Short exercise » Read through the data and report every line in which the word "exchange" occurs.

Task input »

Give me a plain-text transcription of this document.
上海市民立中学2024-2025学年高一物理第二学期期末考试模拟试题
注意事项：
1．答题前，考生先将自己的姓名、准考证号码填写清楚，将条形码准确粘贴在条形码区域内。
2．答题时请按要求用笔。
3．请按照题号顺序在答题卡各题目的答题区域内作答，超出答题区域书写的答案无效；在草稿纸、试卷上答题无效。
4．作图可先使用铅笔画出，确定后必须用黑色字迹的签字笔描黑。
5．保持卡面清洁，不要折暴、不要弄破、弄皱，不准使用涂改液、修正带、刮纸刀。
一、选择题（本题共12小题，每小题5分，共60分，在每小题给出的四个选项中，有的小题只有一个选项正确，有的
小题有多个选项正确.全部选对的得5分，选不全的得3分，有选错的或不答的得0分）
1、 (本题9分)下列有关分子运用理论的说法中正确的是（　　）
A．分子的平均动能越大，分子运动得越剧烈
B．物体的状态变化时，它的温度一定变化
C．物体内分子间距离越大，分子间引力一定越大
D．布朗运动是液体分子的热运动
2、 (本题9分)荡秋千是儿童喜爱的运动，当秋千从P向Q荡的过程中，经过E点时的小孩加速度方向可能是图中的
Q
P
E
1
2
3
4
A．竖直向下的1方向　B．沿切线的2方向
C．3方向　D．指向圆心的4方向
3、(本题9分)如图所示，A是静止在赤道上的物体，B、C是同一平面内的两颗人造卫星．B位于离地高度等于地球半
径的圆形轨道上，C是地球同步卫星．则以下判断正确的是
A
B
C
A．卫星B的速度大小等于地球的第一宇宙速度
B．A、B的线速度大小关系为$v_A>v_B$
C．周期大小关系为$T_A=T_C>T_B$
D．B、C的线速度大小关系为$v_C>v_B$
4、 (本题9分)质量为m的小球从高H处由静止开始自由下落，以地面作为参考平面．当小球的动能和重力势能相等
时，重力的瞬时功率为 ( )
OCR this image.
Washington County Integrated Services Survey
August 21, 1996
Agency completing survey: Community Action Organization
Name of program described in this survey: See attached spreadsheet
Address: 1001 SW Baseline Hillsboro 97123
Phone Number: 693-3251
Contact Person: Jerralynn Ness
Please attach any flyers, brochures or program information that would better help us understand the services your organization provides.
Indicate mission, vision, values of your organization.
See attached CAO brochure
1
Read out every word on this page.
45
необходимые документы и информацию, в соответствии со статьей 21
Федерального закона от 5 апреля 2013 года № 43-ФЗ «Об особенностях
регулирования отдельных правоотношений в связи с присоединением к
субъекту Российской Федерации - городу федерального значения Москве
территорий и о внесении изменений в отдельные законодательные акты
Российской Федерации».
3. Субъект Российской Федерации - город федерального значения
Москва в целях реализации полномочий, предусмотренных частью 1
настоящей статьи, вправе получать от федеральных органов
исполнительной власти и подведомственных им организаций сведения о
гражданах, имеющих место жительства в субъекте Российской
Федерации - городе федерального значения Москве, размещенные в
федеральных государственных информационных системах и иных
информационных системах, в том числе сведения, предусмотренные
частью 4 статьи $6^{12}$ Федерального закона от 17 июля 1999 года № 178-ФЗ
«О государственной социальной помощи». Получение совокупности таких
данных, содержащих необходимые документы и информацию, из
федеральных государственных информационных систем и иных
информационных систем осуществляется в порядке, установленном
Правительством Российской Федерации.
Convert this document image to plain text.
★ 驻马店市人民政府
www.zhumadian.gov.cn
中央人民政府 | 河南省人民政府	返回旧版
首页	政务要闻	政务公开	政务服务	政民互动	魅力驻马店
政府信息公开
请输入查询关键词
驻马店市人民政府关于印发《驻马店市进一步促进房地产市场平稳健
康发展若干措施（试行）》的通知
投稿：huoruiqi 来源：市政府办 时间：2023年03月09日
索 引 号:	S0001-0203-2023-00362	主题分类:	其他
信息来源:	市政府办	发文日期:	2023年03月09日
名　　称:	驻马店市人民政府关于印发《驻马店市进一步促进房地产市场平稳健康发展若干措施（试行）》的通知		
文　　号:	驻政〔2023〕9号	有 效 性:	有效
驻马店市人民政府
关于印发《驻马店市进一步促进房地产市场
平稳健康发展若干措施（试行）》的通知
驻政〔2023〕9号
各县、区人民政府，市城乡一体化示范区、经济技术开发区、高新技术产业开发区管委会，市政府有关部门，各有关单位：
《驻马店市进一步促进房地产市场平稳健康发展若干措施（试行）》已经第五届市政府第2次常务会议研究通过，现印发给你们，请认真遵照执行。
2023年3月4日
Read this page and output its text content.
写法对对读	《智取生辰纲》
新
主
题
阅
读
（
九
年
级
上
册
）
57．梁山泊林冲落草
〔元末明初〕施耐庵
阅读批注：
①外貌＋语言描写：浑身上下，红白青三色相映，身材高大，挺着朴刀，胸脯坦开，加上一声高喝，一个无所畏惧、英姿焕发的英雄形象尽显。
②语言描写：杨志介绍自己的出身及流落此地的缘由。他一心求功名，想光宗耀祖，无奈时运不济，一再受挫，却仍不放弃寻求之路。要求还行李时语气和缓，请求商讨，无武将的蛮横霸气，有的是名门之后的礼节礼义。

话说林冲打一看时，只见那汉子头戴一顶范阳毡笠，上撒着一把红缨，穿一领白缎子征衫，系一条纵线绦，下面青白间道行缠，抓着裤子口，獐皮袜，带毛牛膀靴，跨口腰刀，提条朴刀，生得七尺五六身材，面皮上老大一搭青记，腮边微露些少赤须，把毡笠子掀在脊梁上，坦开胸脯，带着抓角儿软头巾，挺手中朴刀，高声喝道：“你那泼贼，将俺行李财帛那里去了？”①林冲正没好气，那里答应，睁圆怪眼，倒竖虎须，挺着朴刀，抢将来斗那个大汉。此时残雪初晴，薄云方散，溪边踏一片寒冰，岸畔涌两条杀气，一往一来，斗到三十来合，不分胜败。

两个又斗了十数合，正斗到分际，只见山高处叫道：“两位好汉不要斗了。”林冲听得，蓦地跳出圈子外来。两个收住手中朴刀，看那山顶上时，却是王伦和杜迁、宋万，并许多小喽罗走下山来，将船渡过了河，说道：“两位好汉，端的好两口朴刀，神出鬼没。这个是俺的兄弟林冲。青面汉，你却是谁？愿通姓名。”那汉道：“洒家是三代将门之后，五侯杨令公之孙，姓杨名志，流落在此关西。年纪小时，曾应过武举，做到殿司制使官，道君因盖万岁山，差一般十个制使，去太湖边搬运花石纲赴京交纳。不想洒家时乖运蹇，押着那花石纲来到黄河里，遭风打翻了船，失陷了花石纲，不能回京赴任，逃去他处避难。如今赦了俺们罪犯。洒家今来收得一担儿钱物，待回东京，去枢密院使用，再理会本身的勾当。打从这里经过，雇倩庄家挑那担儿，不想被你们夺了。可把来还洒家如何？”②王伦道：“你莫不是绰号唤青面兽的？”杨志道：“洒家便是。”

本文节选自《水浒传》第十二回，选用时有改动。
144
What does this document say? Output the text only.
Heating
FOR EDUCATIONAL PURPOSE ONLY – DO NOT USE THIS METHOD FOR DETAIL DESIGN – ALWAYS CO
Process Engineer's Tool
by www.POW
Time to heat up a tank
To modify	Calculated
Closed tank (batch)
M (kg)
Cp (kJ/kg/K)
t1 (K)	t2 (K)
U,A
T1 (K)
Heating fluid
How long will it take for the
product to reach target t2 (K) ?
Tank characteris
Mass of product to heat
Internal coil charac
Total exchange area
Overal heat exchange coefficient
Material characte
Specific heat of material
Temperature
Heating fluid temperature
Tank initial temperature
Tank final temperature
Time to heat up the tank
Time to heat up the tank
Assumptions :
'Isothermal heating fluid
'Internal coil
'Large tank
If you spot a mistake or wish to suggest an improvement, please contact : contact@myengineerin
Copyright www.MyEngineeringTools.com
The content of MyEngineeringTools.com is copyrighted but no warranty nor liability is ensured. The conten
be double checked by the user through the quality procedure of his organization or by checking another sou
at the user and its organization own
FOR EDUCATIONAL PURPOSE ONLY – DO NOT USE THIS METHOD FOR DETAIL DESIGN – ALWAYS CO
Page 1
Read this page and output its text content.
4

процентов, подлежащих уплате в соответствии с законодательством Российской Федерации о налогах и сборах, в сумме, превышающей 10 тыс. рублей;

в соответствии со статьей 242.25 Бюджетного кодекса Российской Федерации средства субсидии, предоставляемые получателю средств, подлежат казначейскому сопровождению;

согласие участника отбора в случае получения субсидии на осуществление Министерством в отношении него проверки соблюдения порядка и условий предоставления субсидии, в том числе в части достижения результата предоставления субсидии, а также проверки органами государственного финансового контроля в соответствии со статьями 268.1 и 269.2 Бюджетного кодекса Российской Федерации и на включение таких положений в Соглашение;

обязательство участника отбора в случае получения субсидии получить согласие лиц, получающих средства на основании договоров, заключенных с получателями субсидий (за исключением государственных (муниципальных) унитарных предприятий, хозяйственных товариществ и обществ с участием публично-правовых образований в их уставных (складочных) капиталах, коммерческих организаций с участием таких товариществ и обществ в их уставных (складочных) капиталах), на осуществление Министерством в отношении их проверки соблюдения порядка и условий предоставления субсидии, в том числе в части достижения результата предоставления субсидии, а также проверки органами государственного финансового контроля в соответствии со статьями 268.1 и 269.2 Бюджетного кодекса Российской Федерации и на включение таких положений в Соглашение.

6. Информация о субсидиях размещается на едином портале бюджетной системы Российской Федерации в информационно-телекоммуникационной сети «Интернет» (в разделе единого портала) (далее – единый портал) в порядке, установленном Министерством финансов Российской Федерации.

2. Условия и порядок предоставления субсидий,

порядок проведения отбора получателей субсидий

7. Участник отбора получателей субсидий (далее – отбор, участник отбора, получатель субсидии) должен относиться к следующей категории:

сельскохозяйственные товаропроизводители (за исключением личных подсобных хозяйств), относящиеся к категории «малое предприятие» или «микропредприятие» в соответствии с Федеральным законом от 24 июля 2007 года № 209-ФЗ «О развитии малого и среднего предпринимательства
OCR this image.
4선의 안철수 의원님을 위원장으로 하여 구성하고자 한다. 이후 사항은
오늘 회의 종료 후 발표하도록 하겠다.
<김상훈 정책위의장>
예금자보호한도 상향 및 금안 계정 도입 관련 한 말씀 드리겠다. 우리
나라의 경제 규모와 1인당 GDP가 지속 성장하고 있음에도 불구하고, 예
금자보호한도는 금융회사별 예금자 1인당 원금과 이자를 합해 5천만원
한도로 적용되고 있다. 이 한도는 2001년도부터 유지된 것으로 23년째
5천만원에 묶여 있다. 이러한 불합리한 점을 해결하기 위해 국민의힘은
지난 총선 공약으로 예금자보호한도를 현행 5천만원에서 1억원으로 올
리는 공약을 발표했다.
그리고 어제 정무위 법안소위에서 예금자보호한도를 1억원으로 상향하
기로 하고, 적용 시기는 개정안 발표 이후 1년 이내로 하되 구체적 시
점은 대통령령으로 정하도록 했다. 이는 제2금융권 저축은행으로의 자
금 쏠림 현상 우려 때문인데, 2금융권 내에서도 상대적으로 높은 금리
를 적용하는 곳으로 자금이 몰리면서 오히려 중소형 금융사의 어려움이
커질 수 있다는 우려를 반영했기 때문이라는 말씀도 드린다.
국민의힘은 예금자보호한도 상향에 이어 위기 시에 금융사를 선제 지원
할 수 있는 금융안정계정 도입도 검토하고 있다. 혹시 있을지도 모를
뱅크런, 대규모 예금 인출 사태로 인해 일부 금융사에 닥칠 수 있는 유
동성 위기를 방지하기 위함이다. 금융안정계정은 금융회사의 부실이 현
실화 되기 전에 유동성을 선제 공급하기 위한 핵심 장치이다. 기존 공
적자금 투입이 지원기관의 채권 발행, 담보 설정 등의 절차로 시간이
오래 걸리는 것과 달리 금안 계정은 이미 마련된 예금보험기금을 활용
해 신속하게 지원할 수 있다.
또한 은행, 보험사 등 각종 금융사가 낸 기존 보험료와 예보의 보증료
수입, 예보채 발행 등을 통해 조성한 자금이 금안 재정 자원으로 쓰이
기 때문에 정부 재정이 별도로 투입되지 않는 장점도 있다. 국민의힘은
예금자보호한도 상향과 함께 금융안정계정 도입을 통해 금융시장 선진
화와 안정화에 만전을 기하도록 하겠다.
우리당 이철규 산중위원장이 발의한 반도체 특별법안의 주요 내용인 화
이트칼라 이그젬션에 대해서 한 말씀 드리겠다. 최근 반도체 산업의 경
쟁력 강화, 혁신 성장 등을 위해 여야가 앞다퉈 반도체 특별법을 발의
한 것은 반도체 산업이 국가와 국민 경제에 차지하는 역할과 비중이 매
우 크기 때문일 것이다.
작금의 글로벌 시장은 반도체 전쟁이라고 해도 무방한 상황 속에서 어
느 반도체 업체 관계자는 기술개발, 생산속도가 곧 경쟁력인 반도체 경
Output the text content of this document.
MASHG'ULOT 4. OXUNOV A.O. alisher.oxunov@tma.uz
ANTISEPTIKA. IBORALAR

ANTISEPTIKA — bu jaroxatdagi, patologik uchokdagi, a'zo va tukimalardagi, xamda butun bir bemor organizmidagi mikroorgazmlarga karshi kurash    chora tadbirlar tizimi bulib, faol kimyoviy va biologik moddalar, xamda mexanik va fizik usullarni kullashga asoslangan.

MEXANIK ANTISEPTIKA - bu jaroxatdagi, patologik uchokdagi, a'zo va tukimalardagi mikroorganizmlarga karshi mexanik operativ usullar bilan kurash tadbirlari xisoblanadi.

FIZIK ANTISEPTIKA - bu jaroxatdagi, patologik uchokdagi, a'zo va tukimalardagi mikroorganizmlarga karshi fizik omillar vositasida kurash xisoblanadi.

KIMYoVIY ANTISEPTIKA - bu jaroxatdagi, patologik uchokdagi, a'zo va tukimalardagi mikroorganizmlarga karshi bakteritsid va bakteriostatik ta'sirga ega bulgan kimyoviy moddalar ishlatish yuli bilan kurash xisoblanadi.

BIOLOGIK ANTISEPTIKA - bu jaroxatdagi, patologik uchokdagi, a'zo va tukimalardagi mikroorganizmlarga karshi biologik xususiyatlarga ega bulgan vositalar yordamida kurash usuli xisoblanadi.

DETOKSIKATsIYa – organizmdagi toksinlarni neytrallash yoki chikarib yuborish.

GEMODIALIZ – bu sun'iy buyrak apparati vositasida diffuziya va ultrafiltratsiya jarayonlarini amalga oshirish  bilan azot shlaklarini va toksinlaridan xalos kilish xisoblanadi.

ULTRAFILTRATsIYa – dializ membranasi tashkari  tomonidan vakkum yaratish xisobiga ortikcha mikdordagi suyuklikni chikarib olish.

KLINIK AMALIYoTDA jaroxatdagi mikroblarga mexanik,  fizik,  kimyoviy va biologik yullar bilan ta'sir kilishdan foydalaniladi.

Result »
Total exchange area
Overal heat exchange coefficient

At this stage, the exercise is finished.